▶ [Problem]: Copy every record below, exactly as written.

Start of Listing

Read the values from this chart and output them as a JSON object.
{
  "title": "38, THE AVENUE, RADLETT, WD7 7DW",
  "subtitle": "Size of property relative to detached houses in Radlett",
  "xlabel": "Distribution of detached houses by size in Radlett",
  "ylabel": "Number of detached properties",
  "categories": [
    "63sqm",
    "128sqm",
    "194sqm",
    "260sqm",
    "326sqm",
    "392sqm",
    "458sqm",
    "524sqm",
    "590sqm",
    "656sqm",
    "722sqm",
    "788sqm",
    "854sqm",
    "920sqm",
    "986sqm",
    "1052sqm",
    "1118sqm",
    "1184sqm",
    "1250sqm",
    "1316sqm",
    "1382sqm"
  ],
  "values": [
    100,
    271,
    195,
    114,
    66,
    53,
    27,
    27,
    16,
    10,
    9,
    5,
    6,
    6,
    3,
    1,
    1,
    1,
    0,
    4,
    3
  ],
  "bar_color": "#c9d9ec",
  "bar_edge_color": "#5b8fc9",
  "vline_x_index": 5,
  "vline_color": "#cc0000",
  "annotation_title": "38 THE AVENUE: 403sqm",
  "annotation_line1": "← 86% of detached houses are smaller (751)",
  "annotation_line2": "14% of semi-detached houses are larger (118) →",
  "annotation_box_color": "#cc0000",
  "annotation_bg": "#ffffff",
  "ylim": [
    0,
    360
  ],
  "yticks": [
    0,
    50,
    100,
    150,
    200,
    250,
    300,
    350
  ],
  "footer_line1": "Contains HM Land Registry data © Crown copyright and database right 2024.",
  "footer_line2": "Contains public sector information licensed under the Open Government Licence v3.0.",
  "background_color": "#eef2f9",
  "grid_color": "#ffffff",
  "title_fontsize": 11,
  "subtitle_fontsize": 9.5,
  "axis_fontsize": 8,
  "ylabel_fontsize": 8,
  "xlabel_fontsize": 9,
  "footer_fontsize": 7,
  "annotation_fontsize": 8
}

End of Listing

▶ [The reply]:
Read the values from this chart and output them as a JSON object.
{
  "title": "38, THE AVENUE, RADLETT, WD7 7DW",
  "subtitle": "Size of property relative to detached houses in Radlett",
  "xlabel": "Distribution of detached houses by size in Radlett",
  "ylabel": "Number of detached properties",
  "categories": [
    "63sqm",
    "128sqm",
    "194sqm",
    "260sqm",
    "326sqm",
    "392sqm",
    "458sqm",
    "524sqm",
    "590sqm",
    "656sqm",
    "722sqm",
    "788sqm",
    "854sqm",
    "920sqm",
    "986sqm",
    "1052sqm",
    "1118sqm",
    "1184sqm",
    "1250sqm",
    "1316sqm",
    "1382sqm"
  ],
  "values": [
    100,
    271,
    195,
    114,
    66,
    53,
    27,
    27,
    16,
    10,
    9,
    5,
    6,
    6,
    3,
    1,
    1,
    1,
    0,
    4,
    3
  ],
  "bar_color": "#c9d9ec",
  "bar_edge_color": "#5b8fc9",
  "vline_x_index": 5,
  "vline_color": "#cc0000",
  "annotation_title": "38 THE AVENUE: 403sqm",
  "annotation_line1": "← 86% of detached houses are smaller (751)",
  "annotation_line2": "14% of semi-detached houses are larger (118) →",
  "annotation_box_color": "#cc0000",
  "annotation_bg": "#ffffff",
  "ylim": [
    0,
    360
  ],
  "yticks": [
    0,
    50,
    100,
    150,
    200,
    250,
    300,
    350
  ],
  "footer_line1": "Contains HM Land Registry data © Crown copyright and database right 2024.",
  "footer_line2": "Contains public sector information licensed under the Open Government Licence v3.0.",
  "background_color": "#eef2f9",
  "grid_color": "#ffffff",
  "title_fontsize": 11,
  "subtitle_fontsize": 9.5,
  "axis_fontsize": 8,
  "ylabel_fontsize": 8,
  "xlabel_fontsize": 9,
  "footer_fontsize": 7,
  "annotation_fontsize": 8
}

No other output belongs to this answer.